节选文本:
基于KSpeed的ResNet50训练

更新时间:
复制为 MD 格式

本文以ResNet50的图片分类模型训练为例,为您介绍KSpeedCV领域加速图片数据的加载实践。ResNet50模型是基于NVIDIA官方开源代码DeepLearningExamples中的实现。使用KSpeed需要在原来的代码上做一点改动,改动的地方可以通过git patch的方式适配到ResNet50模型中,改动细节在文末接入KSpeed关键模块说明进行了简要说明。

代码准备

运行环境配置

启动训练容器命令如下:

docker run -it --gpus all --name=resnet50_kspeed_test --net=host --ipc host --device=/dev/infiniband/ --ulimit memlock=-1:-1 -v /{path-to-imagenet}:/{path-to-imagenet-in-docker} -v /{path-to-DeepLearningExamples}:/{path-to-DeepLearningExamples-in-docker} eflo-registry.cn-beijing.cr.aliyuncs.com/eflo/ngc-pytorch-kspeed-22.05-py38:v2.2.0
说明

上述命令中

  • {path-to-imagenet} 表示物理机中imagenet数据集所在路径;

  • {path-to-imagenet-in-docker} 表示用户将数据集映射到容器中的路径;

  • {path-to-DeepLearningExamples}表示物理机中模型训练代码所在路径;

  • {path-to-DeepLearningExamples-in-docker}表示模型训练代码映射到容器中的路径;

以上路径需要用户自己设置。

imagenet数据集目录结构如下所示:

imagenet
├── train
│   ├── n01440764
│   │  ├── n01440764_10026.JPEG
│   │  ├── n01440764_10027.JPEG
│   │  └── ......
│   ├── n01443537
│   └── ......         
└── val                
    ├── n01440764
    │  ├── ILSVRC2012_val_00000293.JPEG
    │  ├── ILSVRC2012_val_00002138.JPEG
    │  └── ......
    ├── n01443537
    └── ......       

数据集获取方式参考:https://github.com/NVIDIA/DeepLearningExamples/tree/master/PyTorch/Classification/ConvNets/resnet50v1.5

运行模型训练

#保持在DeepLearningExamples目录下
cd ./PyTorch/Classification/ConvNets

#单机八卡 baseline
bash ./resnet50v1.5/training/AMP/DGXA100_resnet50_AMP_multi.sh pytorch {path-to-imagenet-in-docker}

#单机八卡 kspeed
bash ./resnet50v1.5/training/AMP/DGXA100_resnet50_AMP_multi.sh kspeed {path-to-imagenet-in-docker}

#单机八卡 dali+kspeed
bash ./resnet50v1.5/training/AMP/DGXA100_resnet50_AMP_multi.sh dali-kspeed {path-to-imagenet-in-docker}
说明
  • 上述命令中

{path-to-imagenet-in-docker}表示imagenet数据集在容器中的路径,需要与启动容器时设置的路径保持一致。

  • 执行KSpeed测试前,需要确保已经部署好kspeed服务。

接入KSpeed关键模块说明

增加kspeeddataloader模块文件

新增文件DeepLearningExamples/PyTorch/Classification/ConvNets/image_classification/kspeeddataloader.py,主要实现了包括基于KSpeedPytorch Dataloader和基于KSpeedDali Dataloader。

任务要求:
- 1) 请依据上文的KSpeed训练说明,列出启动训练容器命令中需要用户自行设置的全部路径占位符,并分别注明其含义。
- 2) 根据上文的KSpeed训练说明,文中的ResNet50模型基于哪一份代码中的实现?
- 3) 请接续上文的KSpeed训练说明,从其最后一句之后往下撰写。

已知信息:
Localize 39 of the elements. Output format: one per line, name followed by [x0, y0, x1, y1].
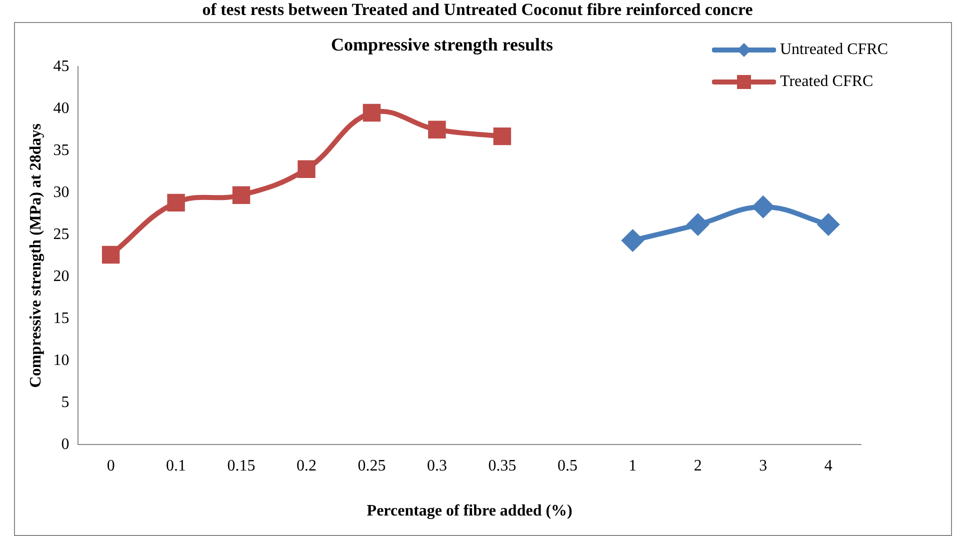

任务答案:
- 1)
{path-to-imagenet}:物理机中imagenet数据集所在路径;
{path-to-imagenet-in-docker}:用户将数据集映射到容器中的路径;
{path-to-DeepLearningExamples}:物理机中模型训练代码所在路径;
{path-to-DeepLearningExamples-in-docker}:模型训练代码映射到容器中的路径。

- 2) 基于NVIDIA官方开源代码DeepLearningExamples中的实现。

- 3)
基于KSpeedPytorch Dataloader

实现基于KSpeedPytorch Dataloader,只需修改Dataset,然后结合Pytorch原生的SamplerDataloader即可。核心代码如下:

  • 导入kspeeddataset模块

    import kspeed.utils.data.kspeeddataset as KSpeedDataset
  • torchvison.datasets.ImageFolder替换为KSpeedDataset.KSpeedImageFolder,从而可以使用KSpeed数据加载加速能力

    train_dataset = KSpeedDataset.KSpeedImageFolder(
            traindir, None, workers, kspeed_iplist,
            "admin", "admin", transforms.Compose(transforms_list),
        )
    
    val_dataset = KSpeedDataset.KSpeedImageFolder(
            valdir, None, workers, kspeed_iplist,
            "admin", "admin",
            transforms.Compose(
                [
                    transforms.Resize(
                        image_size + crop_padding, interpolation=interpolation
                    ),
                    transforms.CenterCrop(image_size),
                ]
            ),
        )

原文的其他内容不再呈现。